* WHAT YOU SHOULD DO
List the lines of this listing that hold the word "SCUDERIA".

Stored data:

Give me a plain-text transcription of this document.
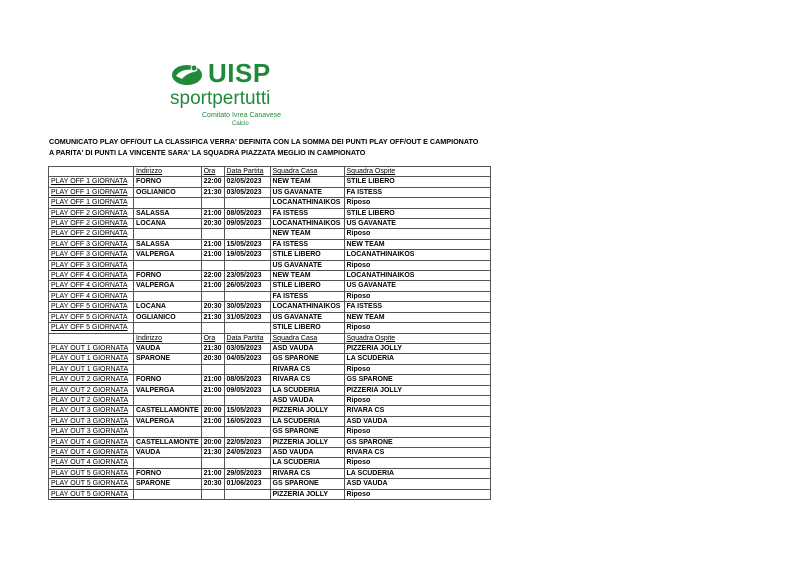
UISP
sportpertutti
Comitato Ivrea Canavese
Calcio
COMUNICATO PLAY OFF/OUT LA CLASSIFICA VERRA' DEFINITA CON LA SOMMA DEI PUNTI PLAY OFF/OUT E CAMPIONATO
A PARITA' DI PUNTI LA VINCENTE SARA' LA SQUADRA PIAZZATA MEGLIO IN CAMPIONATO
	Indirizzo	Ora	Data Partita	Squadra Casa	Squadra Ospite
PLAY OFF 1 GIORNATA	FORNO	22:00	02/05/2023	NEW TEAM	STILE LIBERO
PLAY OFF 1 GIORNATA	OGLIANICO	21:30	03/05/2023	US GAVANATE	FA ISTESS
PLAY OFF 1 GIORNATA				LOCANATHINAIKOS	Riposo
PLAY OFF 2 GIORNATA	SALASSA	21:00	08/05/2023	FA ISTESS	STILE LIBERO
PLAY OFF 2 GIORNATA	LOCANA	20:30	09/05/2023	LOCANATHINAIKOS	US GAVANATE
PLAY OFF 2 GIORNATA				NEW TEAM	Riposo
PLAY OFF 3 GIORNATA	SALASSA	21:00	15/05/2023	FA ISTESS	NEW TEAM
PLAY OFF 3 GIORNATA	VALPERGA	21:00	19/05/2023	STILE LIBERO	LOCANATHINAIKOS
PLAY OFF 3 GIORNATA				US GAVANATE	Riposo
PLAY OFF 4 GIORNATA	FORNO	22:00	23/05/2023	NEW TEAM	LOCANATHINAIKOS
PLAY OFF 4 GIORNATA	VALPERGA	21:00	26/05/2023	STILE LIBERO	US GAVANATE
PLAY OFF 4 GIORNATA				FA ISTESS	Riposo
PLAY OFF 5 GIORNATA	LOCANA	20:30	30/05/2023	LOCANATHINAIKOS	FA ISTESS
PLAY OFF 5 GIORNATA	OGLIANICO	21:30	31/05/2023	US GAVANATE	NEW TEAM
PLAY OFF 5 GIORNATA				STILE LIBERO	Riposo
	Indirizzo	Ora	Data Partita	Squadra Casa	Squadra Ospite
PLAY OUT 1 GIORNATA	VAUDA	21:30	03/05/2023	ASD VAUDA	PIZZERIA JOLLY
PLAY OUT 1 GIORNATA	SPARONE	20:30	04/05/2023	GS SPARONE	LA SCUDERIA
PLAY OUT 1 GIORNATA				RIVARA CS	Riposo
PLAY OUT 2 GIORNATA	FORNO	21:00	08/05/2023	RIVARA CS	GS SPARONE
PLAY OUT 2 GIORNATA	VALPERGA	21:00	09/05/2023	LA SCUDERIA	PIZZERIA JOLLY
PLAY OUT 2 GIORNATA				ASD VAUDA	Riposo
PLAY OUT 3 GIORNATA	CASTELLAMONTE	20:00	15/05/2023	PIZZERIA JOLLY	RIVARA CS
PLAY OUT 3 GIORNATA	VALPERGA	21:00	16/05/2023	LA SCUDERIA	ASD VAUDA
PLAY OUT 3 GIORNATA				GS SPARONE	Riposo
PLAY OUT 4 GIORNATA	CASTELLAMONTE	20:00	22/05/2023	PIZZERIA JOLLY	GS SPARONE
PLAY OUT 4 GIORNATA	VAUDA	21:30	24/05/2023	ASD VAUDA	RIVARA CS
PLAY OUT 4 GIORNATA				LA SCUDERIA	Riposo
PLAY OUT 5 GIORNATA	FORNO	21:00	29/05/2023	RIVARA CS	LA SCUDERIA
PLAY OUT 5 GIORNATA	SPARONE	20:30	01/06/2023	GS SPARONE	ASD VAUDA
PLAY OUT 5 GIORNATA				PIZZERIA JOLLY	Riposo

* OUTPUT OF THE TASK
PLAY OUT 1 GIORNATA	SPARONE	20:30	04/05/2023	GS SPARONE	LA SCUDERIA
PLAY OUT 2 GIORNATA	VALPERGA	21:00	09/05/2023	LA SCUDERIA	PIZZERIA JOLLY
PLAY OUT 3 GIORNATA	VALPERGA	21:00	16/05/2023	LA SCUDERIA	ASD VAUDA
PLAY OUT 4 GIORNATA				LA SCUDERIA	Riposo
PLAY OUT 5 GIORNATA	FORNO	21:00	29/05/2023	RIVARA CS	LA SCUDERIA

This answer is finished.